■ WHAT THE TASK ASKS: Collect every line below that contains the word "must".

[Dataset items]
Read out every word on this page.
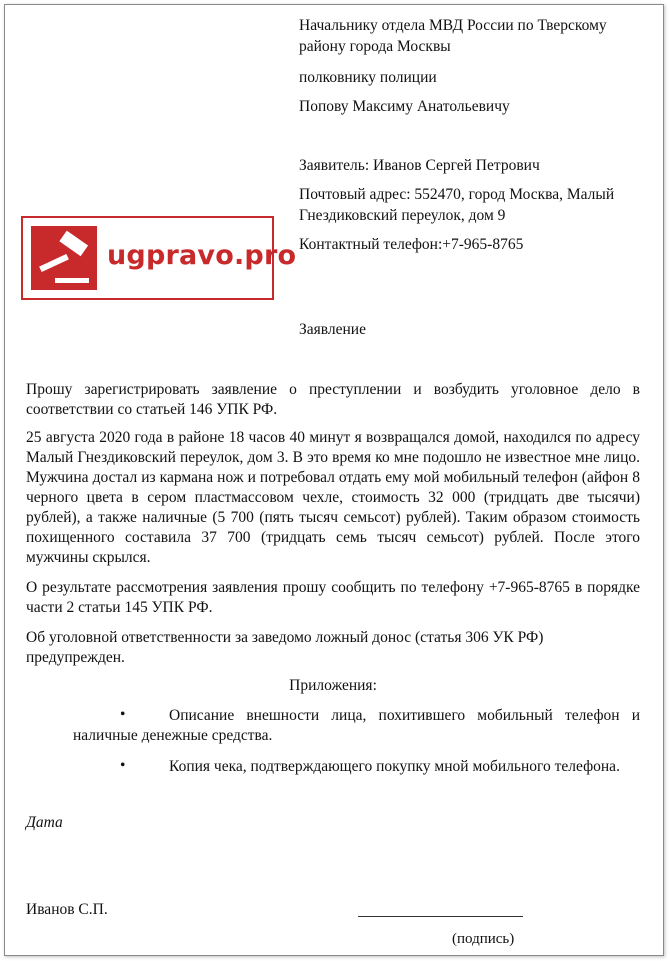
Начальнику отдела МВД России по Тверскому району города Москвы
полковнику полиции
Попову Максиму Анатольевичу
Заявитель: Иванов Сергей Петрович
Почтовый адрес: 552470, город Москва, Малый Гнездиковский переулок, дом 9
Контактный телефон:+7-965-8765
ugpravo.pro
Заявление
Прошу зарегистрировать заявление о преступлении и возбудить уголовное дело в соответствии со статьей 146 УПК РФ.
25 августа 2020 года в районе 18 часов 40 минут я возвращался домой, находился по адресу Малый Гнездиковский переулок, дом 3. В это время ко мне подошло не известное мне лицо. Мужчина достал из кармана нож и потребовал отдать ему мой мобильный телефон (айфон 8 черного цвета в сером пластмассовом чехле, стоимость 32 000 (тридцать две тысячи) рублей), а также наличные (5 700 (пять тысяч семьсот) рублей). Таким образом стоимость похищенного составила 37 700 (тридцать семь тысяч семьсот) рублей. После этого мужчины скрылся.
О результате рассмотрения заявления прошу сообщить по телефону +7-965-8765 в порядке части 2 статьи 145 УПК РФ.
Об уголовной ответственности за заведомо ложный донос (статья 306 УК РФ) предупрежден.
Приложения:
•	Описание внешности лица, похитившего мобильный телефон и наличные денежные средства.
•	Копия чека, подтверждающего покупку мной мобильного телефона.
Дата
Иванов С.П.
(подпись)
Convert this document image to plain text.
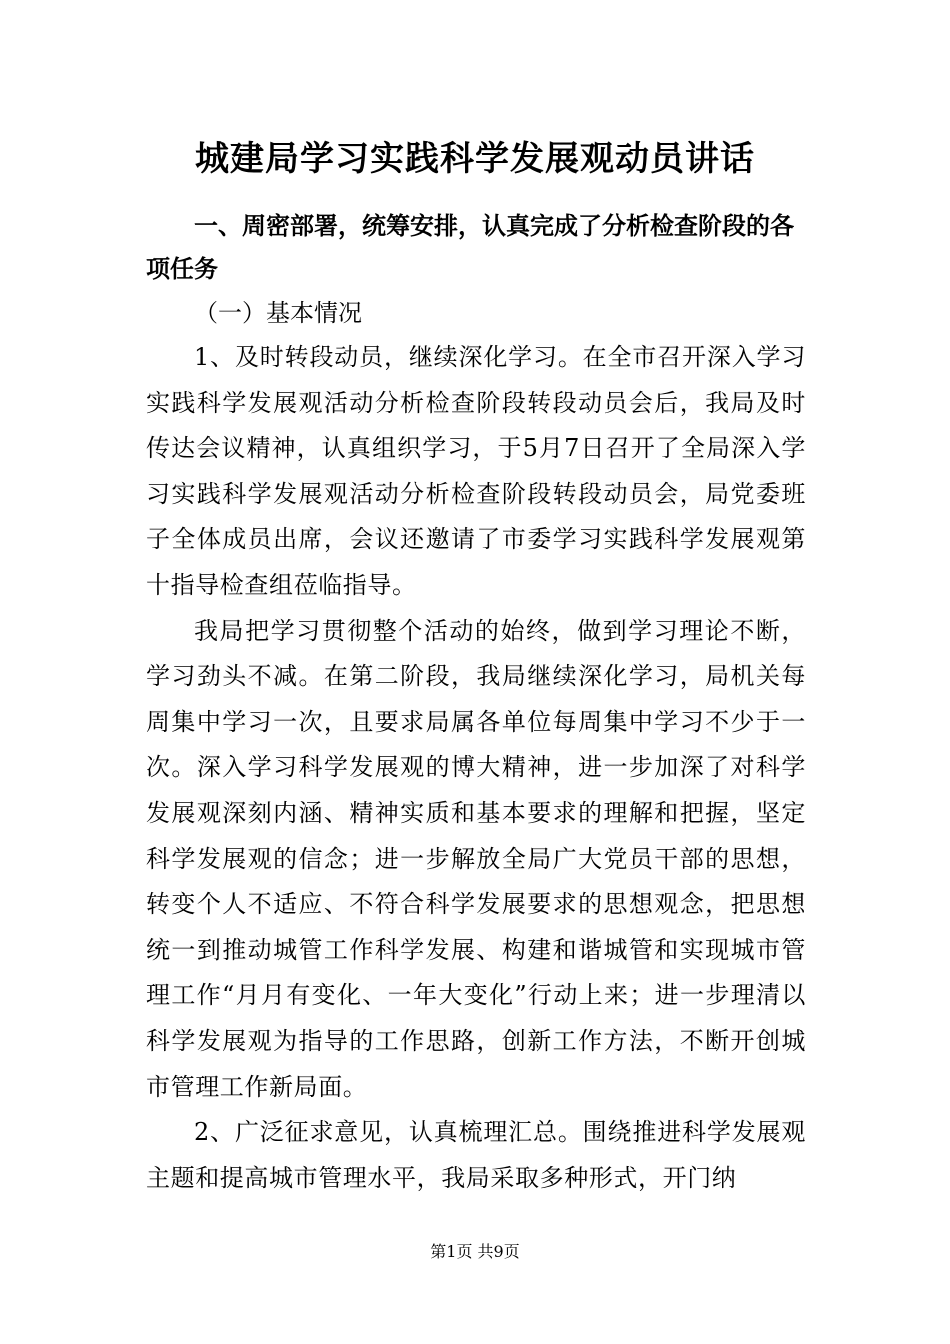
城建局学习实践科学发展观动员讲话

一、周密部署，统筹安排，认真完成了分析检查阶段的各项任务

（一）基本情况

1、及时转段动员，继续深化学习。在全市召开深入学习实践科学发展观活动分析检查阶段转段动员会后，我局及时传达会议精神，认真组织学习，于5月7日召开了全局深入学习实践科学发展观活动分析检查阶段转段动员会，局党委班子全体成员出席，会议还邀请了市委学习实践科学发展观第十指导检查组莅临指导。

我局把学习贯彻整个活动的始终，做到学习理论不断，学习劲头不减。在第二阶段，我局继续深化学习，局机关每周集中学习一次，且要求局属各单位每周集中学习不少于一次。深入学习科学发展观的博大精神，进一步加深了对科学发展观深刻内涵、精神实质和基本要求的理解和把握，坚定科学发展观的信念；进一步解放全局广大党员干部的思想，转变个人不适应、不符合科学发展要求的思想观念，把思想统一到推动城管工作科学发展、构建和谐城管和实现城市管理工作“月月有变化、一年大变化”行动上来；进一步理清以科学发展观为指导的工作思路，创新工作方法，不断开创城市管理工作新局面。

2、广泛征求意见，认真梳理汇总。围绕推进科学发展观主题和提高城市管理水平，我局采取多种形式，开门纳

第1页 共9页
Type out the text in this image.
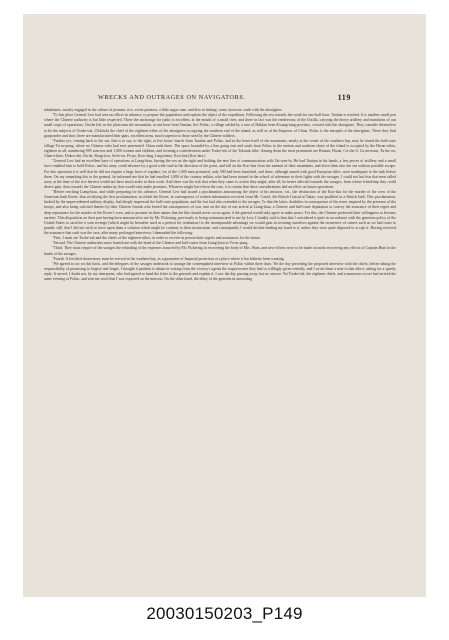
WRECKS AND OUTRAGES ON NAVIGATORS.	119

inhabitants, mostly engaged in the culture of peanuts, rice, sweet potatoes, a little sugar cane, and also in fishing; some, however, trade with the aborigines.

"To this place General Lew had sent an officer in advance, to prepare the population and explain the object of the expedition. Following the sea towards the south for one-half hour, Tautian is reached. It is another small port where the Chinese authority is but little respected. There the anchorage for junks is excellent, at the mouth of a small river, and there in fact was the rendezvous of the flotilla, carrying the heavy artillery and munitions of our small corps of operations. On the left, in the plain near the mountains, at one hour from Tautian, lies Poliac, a village settled by a race of Hakkas from Kwang-tung province, crossed with the aborigines. They consider themselves to be the subjects of Tooke-tok, (Tokitok) the chief of the eighteen tribes of the aborigines occupying the southern end of the island, as well as of the Emperor of China. Poliac is the entrepôt of the aborigines. There they find gunpowder and shot; there are manufactured their guns, excellent arms, much superior to those used by the Chinese soldiers.

"Further yet, coming back to the sea, that is to say, to the right, at five hours' march from Tautian and Poliac, and in the heart itself of the mountains, nearly at the center of the southern bay, may be found the half-caste village Tu-su-pong, where no Chinese ruler had ever penetrated. China ends there. The space bounded by a line going east and south from Poliac to the eastern and southern shore of the island is occupied by the Hwan tribes, eighteen in all, numbering 905 warriors and 1,000 women and children, and forming a confederation under Tooke-tok of the Tokatuk tribe. Among them the most prominent are Boutan, Hwan, Ca-che-li, Cu-an-noun, Tu-ku-ow, Chan-a-kine, Dokoo-ahi, Ba-ah, Bong-loot, Sa-le-on, Pe-po, Kow-lang, Ling-niano, Koo-lata (Koo-lata.)

"General Lew had an excellent base of operations at Liang-kiau, having the sea on the right and holding the new line of communication with Tai-wan-fu. He had Tautian in his hands, a few pieces of artillery and a small force enabled him to hold Poliac, and his army could advance by a good wide road in the direction of the point, and fall on the Koo-lata from the summit of their mountains, and drive them into the sea without possible escape. For this operation it is well that he did not require a large force of regulars; for of the 1,000 men promised, only 500 had been furnished, and these, although armed with good European rifles, were inadequate to the task before them. On my remarking this to the general, he informed me that he had enrolled 1,000 of the country militia, who had been trained in the school of adventure in their fights with the savages. I could not but fear that men called away at the time of the rice harvest would not have much ardor in their work. And there was the risk that when they came to action they might, after all, be better affected towards the savages, from whose friendship they could derive gain, than towards the Chinese authority, that would only make promises. Whatever might have been the case, it is certain that these considerations had an effect on future operations.

"Before reaching Liang-kiau, and while preparing for his advance, General Lew had issued a proclamation announcing the object of his mission, viz., the destruction of the Koo-lata for the murder of the crew of the American bark Rover, thus rectifying the first proclamation, in which the Rover, in consequence of written information received from Mr. Carrol, the British Consul at Takao, was qualified as a British bark. This proclamation, backed by the unprecedented military display, had deeply impressed the half-caste population, and the fact had also extended to the savages. To that the latter, doubtless in consequence of the terror inspired by the presence of the troops, and also being solicited thereto by their Chinese friends who feared the consequences of war, sent on the day of our arrival at Liang-kiau, a Chinese and half-caste deputation to convey the assurance of their regret and deep repentance for the murder of the Rover's crew, and to promise in their names that the like should never occur again, if the general would only agree to make peace. For this, the Chinese professed their willingness to become sureties. This disposition on their part having been announced to me by Mr. Pickering, previously to being communicated to me by Lew, I frankly said to him that I considered it quite in accordance with the generous policy of the United States to sacrifice a vain revenge (which might be hereafter used as a pretext for retaliation) to the incomparable advantage we would gain in securing ourselves against the recurrence of crimes such as we had come to punish; still, that I did not wish to force upon them a solution which might be contrary to their instructions, and consequently I would decline lending my hand to it, unless they were quite disposed to accept it. Having received the assurance that such was the case, after many prolonged interviews I demanded the following:

"First. I must see Tooke-tok and the chiefs of the eighteen tribes, in order to receive in person their regrets and assurances for the future.

"Second. The Chinese authorities must furnish me with the bond of the Chinese and half-castes from Liang-kiau to Tu-su-pong.

"Third. They must require of the savages the refunding of the expenses incurred by Mr. Pickering in recovering the body of Mrs. Hunt, and new efforts were to be made towards recovering any effects of Captain Hunt in the hands of the savages.

"Fourth. A fortified observatory must be erected at the southern bay, as a guarantee of Imperial protection at a place where it has hitherto been wanting.

"We agreed to act on this basis, and the delegates of the savages undertook to arrange the contemplated interview at Poliac within three days. Yet the day preceding the proposed interview with the chiefs, before taking the responsibility of promising to forgive and forget, I thought it prudent to obtain in writing from the viceroy's agents the acquiescence they had so willingly given verbally, and I wrote them a note to that effect, asking for a speedy reply. It served, I doubt not, by my interpreter, who had agreed to hand the letter to the generals and explain it. I saw the day passing away, but no answer. Yet Tooke-tok, the eighteen chiefs, and a numerous escort had arrived the same evening at Poliac, and sent me word that I was expected on the morrow. On the other hand, the delay of the generals in answering

20030150203_P149
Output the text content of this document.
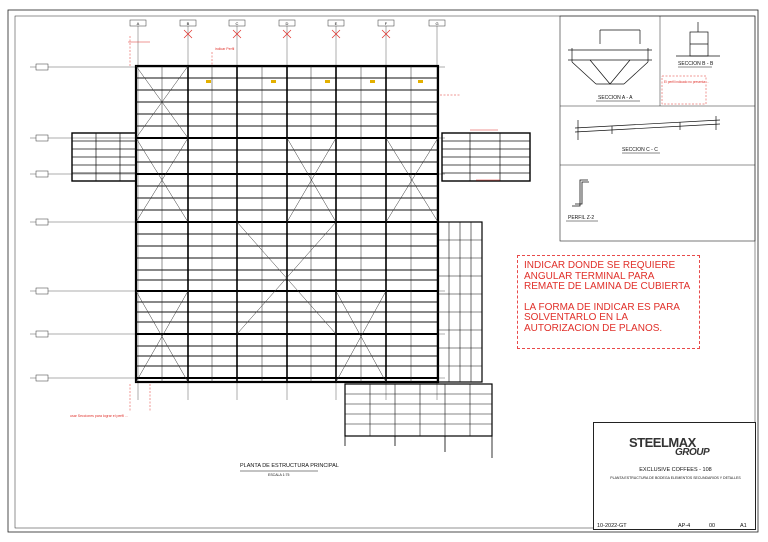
A	B	C	D	E	F	G
PLANTA DE ESTRUCTURA PRINCIPAL
ESCALA 1:75
SECCION A - A
SECCION B - B
SECCION C - C
PERFIL Z-2
usar Secciones para lograr el perfil ...
indicar Perfil
El perfil indicado no presenta ...

INDICAR DONDE SE REQUIERE ANGULAR TERMINAL PARA REMATE DE LAMINA DE CUBIERTA

LA FORMA DE INDICAR ES PARA SOLVENTARLO EN LA AUTORIZACION DE PLANOS.

STEELMAX
GROUP
EXCLUSIVE COFFEES - 108
PLANTA ESTRUCTURA DE BODEGA ELEMENTOS SECUNDARIOS Y DETALLES
10-2022-GT	AP-4	00	A1
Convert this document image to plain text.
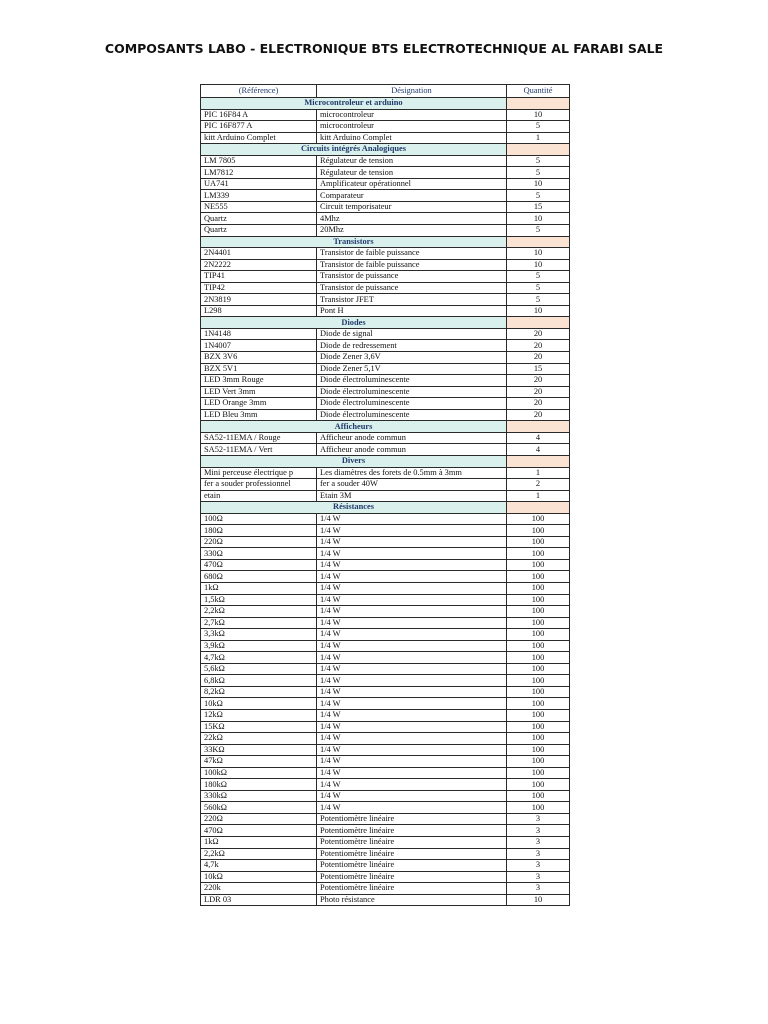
COMPOSANTS LABO - ELECTRONIQUE BTS ELECTROTECHNIQUE AL FARABI SALE
(Référence)	Désignation	Quantité
Microcontroleur et arduino		
PIC 16F84 A	microcontroleur	10
PIC 16F877 A	microcontroleur	5
kitt Arduino Complet	kitt Arduino Complet	1
Circuits intégrés Analogiques		
LM 7805	Régulateur de tension	5
LM7812	Régulateur de tension	5
UA741	Amplificateur opérationnel	10
LM339	Comparateur	5
NE555	Circuit temporisateur	15
Quartz	4Mhz	10
Quartz	20Mhz	5
Transistors		
2N4401	Transistor de faible puissance	10
2N2222	Transistor de faible puissance	10
TIP41	Transistor de puissance	5
TIP42	Transistor de puissance	5
2N3819	Transistor JFET	5
L298	Pont H	10
Diodes		
1N4148	Diode de signal	20
1N4007	Diode de redressement	20
BZX 3V6	Diode Zener 3,6V	20
BZX 5V1	Diode Zener 5,1V	15
LED 3mm Rouge	Diode électroluminescente	20
LED Vert 3mm	Diode électroluminescente	20
LED Orange 3mm	Diode électroluminescente	20
LED Bleu 3mm	Diode électroluminescente	20
Afficheurs		
SA52-11EMA / Rouge	Afficheur anode commun	4
SA52-11EMA / Vert	Afficheur anode commun	4
Divers		
Mini perceuse électrique p	Les diamètres des forets de 0.5mm à 3mm	1
fer a souder professionnel	fer a souder 40W	2
etain	Etain 3M	1
Résistances		
100Ω	1/4 W	100
180Ω	1/4 W	100
220Ω	1/4 W	100
330Ω	1/4 W	100
470Ω	1/4 W	100
680Ω	1/4 W	100
1kΩ	1/4 W	100
1,5kΩ	1/4 W	100
2,2kΩ	1/4 W	100
2,7kΩ	1/4 W	100
3,3kΩ	1/4 W	100
3,9kΩ	1/4 W	100
4,7kΩ	1/4 W	100
5,6kΩ	1/4 W	100
6,8kΩ	1/4 W	100
8,2kΩ	1/4 W	100
10kΩ	1/4 W	100
12kΩ	1/4 W	100
15KΩ	1/4 W	100
22kΩ	1/4 W	100
33KΩ	1/4 W	100
47kΩ	1/4 W	100
100kΩ	1/4 W	100
180kΩ	1/4 W	100
330kΩ	1/4 W	100
560kΩ	1/4 W	100
220Ω	Potentiomètre linéaire	3
470Ω	Potentiomètre linéaire	3
1kΩ	Potentiomètre linéaire	3
2,2kΩ	Potentiomètre linéaire	3
4,7k	Potentiomètre linéaire	3
10kΩ	Potentiomètre linéaire	3
220k	Potentiomètre linéaire	3
LDR 03	Photo résistance	10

■ RESULT FOR THIS TASK:
"First. I must see Tooke-tok and the chiefs of the eighteen tribes, in order to receive in person their regrets and assurances for the future.
"Second. The Chinese authorities must furnish me with the bond of the Chinese and half-castes from Liang-kiau to Tu-su-pong.
"Third. They must require of the savages the refunding of the expenses incurred by Mr. Pickering in recovering the body of Mrs. Hunt, and new efforts were to be made towards recovering any effects of Captain Hunt in the hands of the savages.
"Fourth. A fortified observatory must be erected at the southern bay, as a guarantee of Imperial protection at a place where it has hitherto been wanting.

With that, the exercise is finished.